### WHAT YOU SHOULD DO
The records below must be output exactly, without pictures.

=== GIVEN RECORDS ===

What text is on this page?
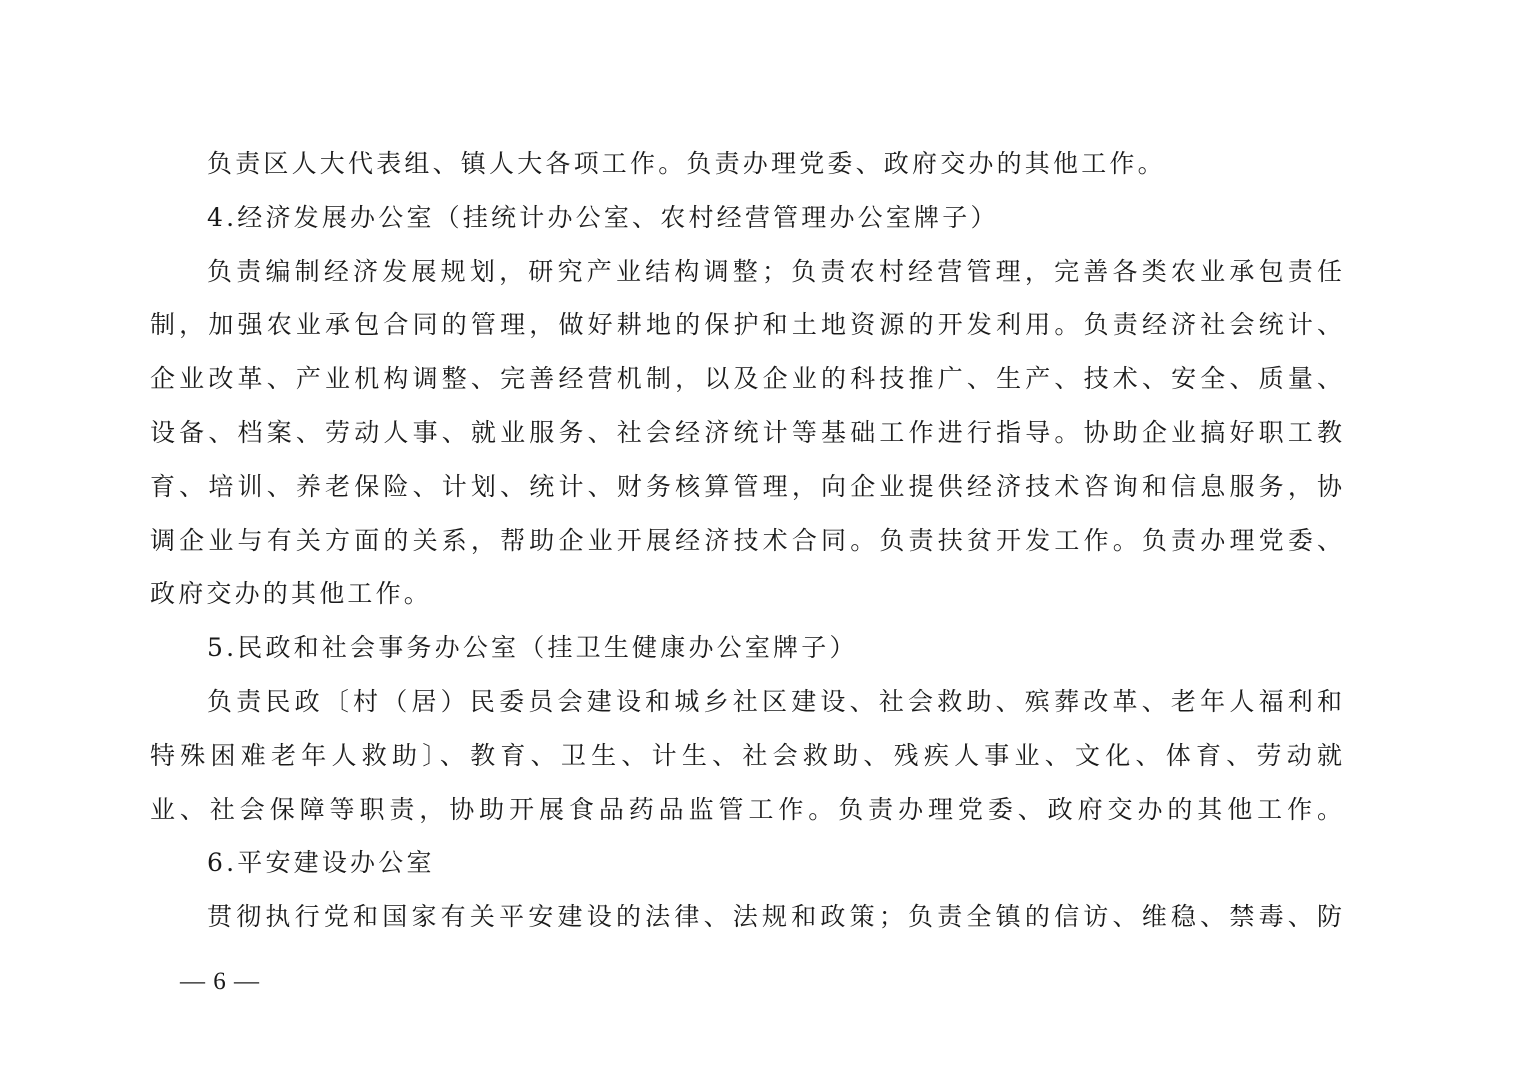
负责区人大代表组、镇人大各项工作。负责办理党委、政府交办的其他工作。
4.经济发展办公室（挂统计办公室、农村经营管理办公室牌子）
负责编制经济发展规划，研究产业结构调整；负责农村经营管理，完善各类农业承包责任
制，加强农业承包合同的管理，做好耕地的保护和土地资源的开发利用。负责经济社会统计、
企业改革、产业机构调整、完善经营机制，以及企业的科技推广、生产、技术、安全、质量、
设备、档案、劳动人事、就业服务、社会经济统计等基础工作进行指导。协助企业搞好职工教
育、培训、养老保险、计划、统计、财务核算管理，向企业提供经济技术咨询和信息服务，协
调企业与有关方面的关系，帮助企业开展经济技术合同。负责扶贫开发工作。负责办理党委、
政府交办的其他工作。
5.民政和社会事务办公室（挂卫生健康办公室牌子）
负责民政〔村（居）民委员会建设和城乡社区建设、社会救助、殡葬改革、老年人福利和
特殊困难老年人救助〕、教育、卫生、计生、社会救助、残疾人事业、文化、体育、劳动就
业、社会保障等职责，协助开展食品药品监管工作。负责办理党委、政府交办的其他工作。
6.平安建设办公室
贯彻执行党和国家有关平安建设的法律、法规和政策；负责全镇的信访、维稳、禁毒、防
— 6 —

===

### COMPLETE ANSWER
What text is on this page?
负责区人大代表组、镇人大各项工作。负责办理党委、政府交办的其他工作。
4.经济发展办公室（挂统计办公室、农村经营管理办公室牌子）
负责编制经济发展规划，研究产业结构调整；负责农村经营管理，完善各类农业承包责任
制，加强农业承包合同的管理，做好耕地的保护和土地资源的开发利用。负责经济社会统计、
企业改革、产业机构调整、完善经营机制，以及企业的科技推广、生产、技术、安全、质量、
设备、档案、劳动人事、就业服务、社会经济统计等基础工作进行指导。协助企业搞好职工教
育、培训、养老保险、计划、统计、财务核算管理，向企业提供经济技术咨询和信息服务，协
调企业与有关方面的关系，帮助企业开展经济技术合同。负责扶贫开发工作。负责办理党委、
政府交办的其他工作。
5.民政和社会事务办公室（挂卫生健康办公室牌子）
负责民政〔村（居）民委员会建设和城乡社区建设、社会救助、殡葬改革、老年人福利和
特殊困难老年人救助〕、教育、卫生、计生、社会救助、残疾人事业、文化、体育、劳动就
业、社会保障等职责，协助开展食品药品监管工作。负责办理党委、政府交办的其他工作。
6.平安建设办公室
贯彻执行党和国家有关平安建设的法律、法规和政策；负责全镇的信访、维稳、禁毒、防
— 6 —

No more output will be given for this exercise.